_Exercise prompt:_ Write out every entry exactly as given, but omit the pictures.

::: Given records

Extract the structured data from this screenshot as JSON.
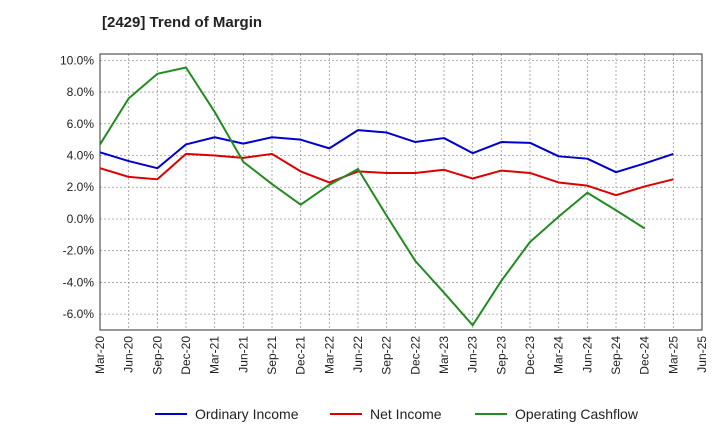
{
  "chart_data": {
    "type": "line",
    "title": "[2429]  Trend of Margin",
    "xlabel": "",
    "ylabel": "",
    "x": [
      "Mar-20",
      "Jun-20",
      "Sep-20",
      "Dec-20",
      "Mar-21",
      "Jun-21",
      "Sep-21",
      "Dec-21",
      "Mar-22",
      "Jun-22",
      "Sep-22",
      "Dec-22",
      "Mar-23",
      "Jun-23",
      "Sep-23",
      "Dec-23",
      "Mar-24",
      "Jun-24",
      "Sep-24",
      "Dec-24",
      "Mar-25",
      "Jun-25"
    ],
    "yticks": [
      "10.0%",
      "8.0%",
      "6.0%",
      "4.0%",
      "2.0%",
      "0.0%",
      "-2.0%",
      "-4.0%",
      "-6.0%"
    ],
    "ylim": [
      -7.0,
      10.4
    ],
    "grid": true,
    "legend_position": "bottom",
    "series": [
      {
        "name": "Ordinary Income",
        "color": "#0000cc",
        "values": [
          4.2,
          3.65,
          3.2,
          4.7,
          5.15,
          4.75,
          5.15,
          5.0,
          4.45,
          5.6,
          5.45,
          4.85,
          5.1,
          4.15,
          4.85,
          4.8,
          3.95,
          3.8,
          2.95,
          3.5,
          4.1,
          null
        ]
      },
      {
        "name": "Net Income",
        "color": "#dd0000",
        "values": [
          3.2,
          2.65,
          2.5,
          4.1,
          4.0,
          3.85,
          4.1,
          3.0,
          2.3,
          3.0,
          2.9,
          2.9,
          3.1,
          2.55,
          3.05,
          2.9,
          2.3,
          2.1,
          1.5,
          2.05,
          2.5,
          null
        ]
      },
      {
        "name": "Operating Cashflow",
        "color": "#228b22",
        "values": [
          4.7,
          7.6,
          9.15,
          9.55,
          6.75,
          3.6,
          2.2,
          0.9,
          2.15,
          3.15,
          0.2,
          -2.65,
          -4.65,
          -6.7,
          -3.9,
          -1.45,
          0.15,
          1.65,
          0.55,
          -0.6,
          null,
          null
        ]
      }
    ]
  }
}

::::::

_Exercise result:_
Extract the structured data from this screenshot as JSON.
{
  "chart_data": {
    "type": "line",
    "title": "[2429]  Trend of Margin",
    "xlabel": "",
    "ylabel": "",
    "x": [
      "Mar-20",
      "Jun-20",
      "Sep-20",
      "Dec-20",
      "Mar-21",
      "Jun-21",
      "Sep-21",
      "Dec-21",
      "Mar-22",
      "Jun-22",
      "Sep-22",
      "Dec-22",
      "Mar-23",
      "Jun-23",
      "Sep-23",
      "Dec-23",
      "Mar-24",
      "Jun-24",
      "Sep-24",
      "Dec-24",
      "Mar-25",
      "Jun-25"
    ],
    "yticks": [
      "10.0%",
      "8.0%",
      "6.0%",
      "4.0%",
      "2.0%",
      "0.0%",
      "-2.0%",
      "-4.0%",
      "-6.0%"
    ],
    "ylim": [
      -7.0,
      10.4
    ],
    "grid": true,
    "legend_position": "bottom",
    "series": [
      {
        "name": "Ordinary Income",
        "color": "#0000cc",
        "values": [
          4.2,
          3.65,
          3.2,
          4.7,
          5.15,
          4.75,
          5.15,
          5.0,
          4.45,
          5.6,
          5.45,
          4.85,
          5.1,
          4.15,
          4.85,
          4.8,
          3.95,
          3.8,
          2.95,
          3.5,
          4.1,
          null
        ]
      },
      {
        "name": "Net Income",
        "color": "#dd0000",
        "values": [
          3.2,
          2.65,
          2.5,
          4.1,
          4.0,
          3.85,
          4.1,
          3.0,
          2.3,
          3.0,
          2.9,
          2.9,
          3.1,
          2.55,
          3.05,
          2.9,
          2.3,
          2.1,
          1.5,
          2.05,
          2.5,
          null
        ]
      },
      {
        "name": "Operating Cashflow",
        "color": "#228b22",
        "values": [
          4.7,
          7.6,
          9.15,
          9.55,
          6.75,
          3.6,
          2.2,
          0.9,
          2.15,
          3.15,
          0.2,
          -2.65,
          -4.65,
          -6.7,
          -3.9,
          -1.45,
          0.15,
          1.65,
          0.55,
          -0.6,
          null,
          null
        ]
      }
    ]
  }
}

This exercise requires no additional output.